EXCERPTED PASSAGE:
=======

The standoff ended when agents pumped tear gas into the compound. A fire broke out and nearly all the Davidians, including Koresh, died.
The government maintains that suicidal sect members started the fires and were responsible for the deaths.
A federal judge on Wednesday rejected all of the wrongful death claims that Branch Davidian survivors had filed against the government in connection with the deadly 1993 siege in Waco, Texas.
U.S. District Judge Walter Smith Jr. issued 22 pages of findings that said the government was not at fault in the conduct in the initial raid on the sect's Mount Carmel complex. He also said federal agents had no responsibility for the Davidians' deaths during the fiery end of the government's siege.
In a footnote in his decision, he said the entire tragedy can be laid at the feet of David Koresh, the Davidians' leader who died on the last day of the siege.
FBI Director Louis Freeh said government agents and their families had carried heavy personal burdens for the past seven years because of allegations that agents fired on the Davidians or started the fire that led to the deaths of most of the sect's members.
"No one in the FBI wanted anyone harmed," Freeh said. "Everyone did their best under extraordinarily difficult circumstances. In the end, no one fired a shot, the government did not start the fires and the Davidians were found by the court to be solely responsible for the unnecessary deaths that occurred."
Smith also criticized the Davidians' lead attorney, Mike Caddell, saying Caddell had tried his case in the media with "innuendo, distortions, and outright falsehoods."
Caddell last week filed a motion to recuse Smith from the case, saying the judge was biased against the Davidians. The judge rejected that motion Wednesday, saying it was "an abuse of the judicial process."
Caddell was unavailable for comment Wednesday.

=======

DATA RECORDS:
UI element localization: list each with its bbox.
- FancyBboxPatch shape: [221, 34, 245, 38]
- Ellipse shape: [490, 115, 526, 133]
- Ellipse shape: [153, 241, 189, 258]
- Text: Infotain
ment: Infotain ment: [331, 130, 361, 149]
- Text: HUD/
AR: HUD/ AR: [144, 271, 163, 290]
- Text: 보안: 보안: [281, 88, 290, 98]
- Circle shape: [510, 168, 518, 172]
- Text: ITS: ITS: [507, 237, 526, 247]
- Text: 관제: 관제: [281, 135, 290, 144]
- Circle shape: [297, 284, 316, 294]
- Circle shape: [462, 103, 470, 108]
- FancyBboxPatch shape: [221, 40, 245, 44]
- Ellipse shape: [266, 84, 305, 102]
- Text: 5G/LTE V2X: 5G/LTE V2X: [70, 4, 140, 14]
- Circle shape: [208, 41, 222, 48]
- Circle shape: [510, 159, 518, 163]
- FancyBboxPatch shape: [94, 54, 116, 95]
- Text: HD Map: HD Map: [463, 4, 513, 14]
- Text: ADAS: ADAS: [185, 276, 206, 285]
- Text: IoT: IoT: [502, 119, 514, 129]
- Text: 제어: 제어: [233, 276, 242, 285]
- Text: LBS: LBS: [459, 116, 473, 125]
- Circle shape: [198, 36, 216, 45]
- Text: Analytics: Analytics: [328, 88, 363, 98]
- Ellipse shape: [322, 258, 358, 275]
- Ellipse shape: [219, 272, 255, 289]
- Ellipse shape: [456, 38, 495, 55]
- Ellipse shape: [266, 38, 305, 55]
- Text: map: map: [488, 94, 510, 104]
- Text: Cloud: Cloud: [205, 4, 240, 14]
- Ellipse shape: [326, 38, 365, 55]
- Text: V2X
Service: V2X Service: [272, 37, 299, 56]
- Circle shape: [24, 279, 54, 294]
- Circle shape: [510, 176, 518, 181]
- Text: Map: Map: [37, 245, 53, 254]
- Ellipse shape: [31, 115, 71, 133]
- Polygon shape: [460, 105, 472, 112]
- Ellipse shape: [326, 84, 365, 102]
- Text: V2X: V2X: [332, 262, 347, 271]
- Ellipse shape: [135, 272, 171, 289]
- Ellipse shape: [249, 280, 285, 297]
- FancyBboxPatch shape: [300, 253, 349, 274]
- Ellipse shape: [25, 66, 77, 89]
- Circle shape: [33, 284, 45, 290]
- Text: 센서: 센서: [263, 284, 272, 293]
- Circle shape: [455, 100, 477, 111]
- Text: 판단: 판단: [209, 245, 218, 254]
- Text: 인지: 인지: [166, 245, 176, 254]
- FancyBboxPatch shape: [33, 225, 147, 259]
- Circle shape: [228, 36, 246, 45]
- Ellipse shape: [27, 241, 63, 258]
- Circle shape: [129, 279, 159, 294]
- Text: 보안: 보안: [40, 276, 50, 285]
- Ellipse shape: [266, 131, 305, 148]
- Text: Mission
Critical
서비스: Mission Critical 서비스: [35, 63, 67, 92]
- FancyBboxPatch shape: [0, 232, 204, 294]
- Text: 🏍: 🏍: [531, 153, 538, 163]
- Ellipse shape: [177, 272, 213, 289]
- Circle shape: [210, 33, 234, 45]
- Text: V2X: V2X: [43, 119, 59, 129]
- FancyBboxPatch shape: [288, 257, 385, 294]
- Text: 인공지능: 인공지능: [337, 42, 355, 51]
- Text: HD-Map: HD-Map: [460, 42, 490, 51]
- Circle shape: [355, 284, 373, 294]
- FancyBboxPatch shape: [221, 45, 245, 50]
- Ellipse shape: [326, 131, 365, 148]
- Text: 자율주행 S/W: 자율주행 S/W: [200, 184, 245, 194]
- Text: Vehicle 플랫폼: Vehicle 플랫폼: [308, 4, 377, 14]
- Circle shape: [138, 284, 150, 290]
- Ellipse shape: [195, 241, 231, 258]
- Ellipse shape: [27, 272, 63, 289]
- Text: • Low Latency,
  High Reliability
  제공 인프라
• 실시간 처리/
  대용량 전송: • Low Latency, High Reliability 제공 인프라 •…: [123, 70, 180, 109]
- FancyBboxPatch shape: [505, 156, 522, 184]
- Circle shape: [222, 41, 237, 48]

=======

WHAT IS ASKED:
Return the passage of the Waco siege article from "U.S. District Judge" up to and including "the government's siege.", copied word for word. The records were taken from a different source than the article.

RESPONSE:
U.S. District Judge Walter Smith Jr. issued 22 pages of findings that said the government was not at fault in the conduct in the initial raid on the sect's Mount Carmel complex. He also said federal agents had no responsibility for the Davidians' deaths during the fiery end of the government's siege.